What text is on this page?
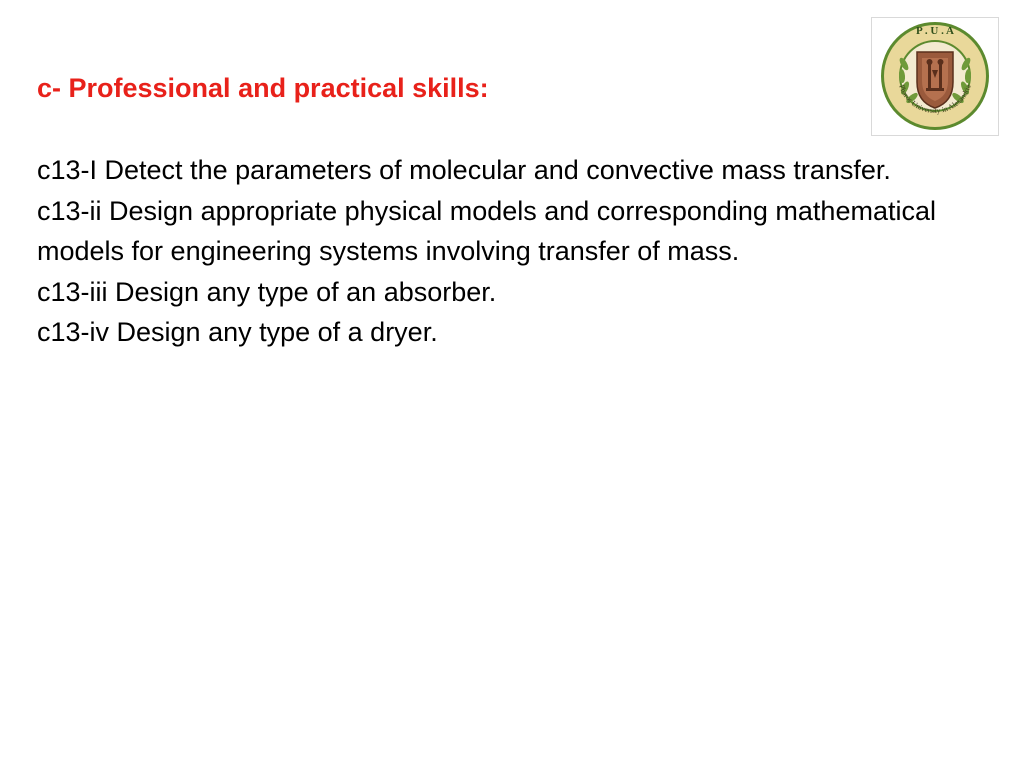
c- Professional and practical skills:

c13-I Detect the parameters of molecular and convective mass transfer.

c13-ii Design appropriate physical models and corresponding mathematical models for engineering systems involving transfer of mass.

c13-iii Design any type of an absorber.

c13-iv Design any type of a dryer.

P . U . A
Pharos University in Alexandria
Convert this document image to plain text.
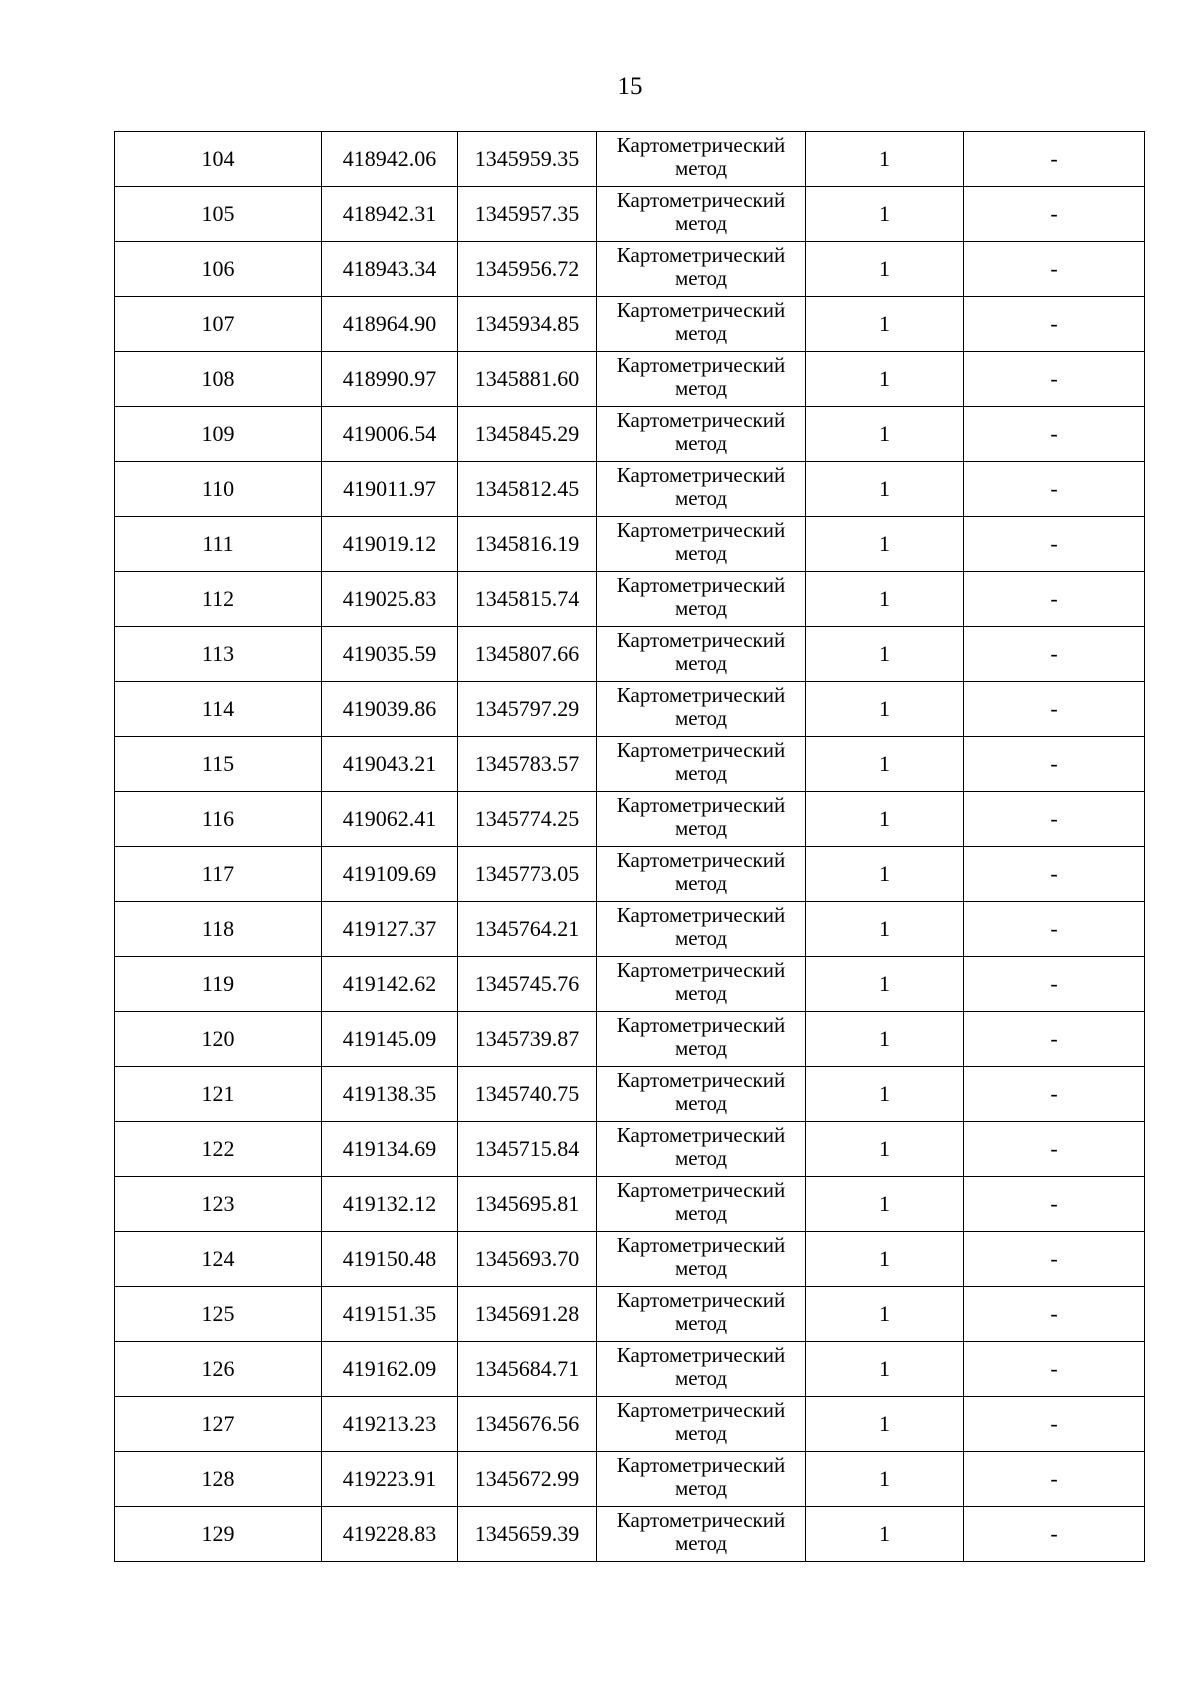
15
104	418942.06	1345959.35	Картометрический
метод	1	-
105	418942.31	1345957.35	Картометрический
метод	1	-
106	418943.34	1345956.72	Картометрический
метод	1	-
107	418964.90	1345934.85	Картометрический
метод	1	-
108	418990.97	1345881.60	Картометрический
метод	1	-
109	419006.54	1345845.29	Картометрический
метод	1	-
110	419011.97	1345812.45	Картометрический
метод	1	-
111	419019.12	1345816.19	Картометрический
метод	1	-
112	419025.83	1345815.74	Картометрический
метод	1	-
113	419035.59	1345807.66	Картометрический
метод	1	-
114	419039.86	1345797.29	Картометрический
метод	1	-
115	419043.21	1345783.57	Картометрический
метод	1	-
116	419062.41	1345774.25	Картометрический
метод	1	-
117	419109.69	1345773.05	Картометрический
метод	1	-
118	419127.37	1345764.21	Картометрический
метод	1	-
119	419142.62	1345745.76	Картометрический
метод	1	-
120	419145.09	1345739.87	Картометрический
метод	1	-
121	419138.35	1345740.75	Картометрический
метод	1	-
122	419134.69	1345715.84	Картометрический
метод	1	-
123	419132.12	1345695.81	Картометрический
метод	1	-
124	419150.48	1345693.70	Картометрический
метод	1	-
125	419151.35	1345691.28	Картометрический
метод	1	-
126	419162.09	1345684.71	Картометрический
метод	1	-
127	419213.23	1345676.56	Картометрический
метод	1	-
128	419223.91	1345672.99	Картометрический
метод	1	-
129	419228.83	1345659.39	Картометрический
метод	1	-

* * * *

What to do:
Show every line of the records above that contains the word "text".

Response:
What text is on this page?
Convert this document image to plain text.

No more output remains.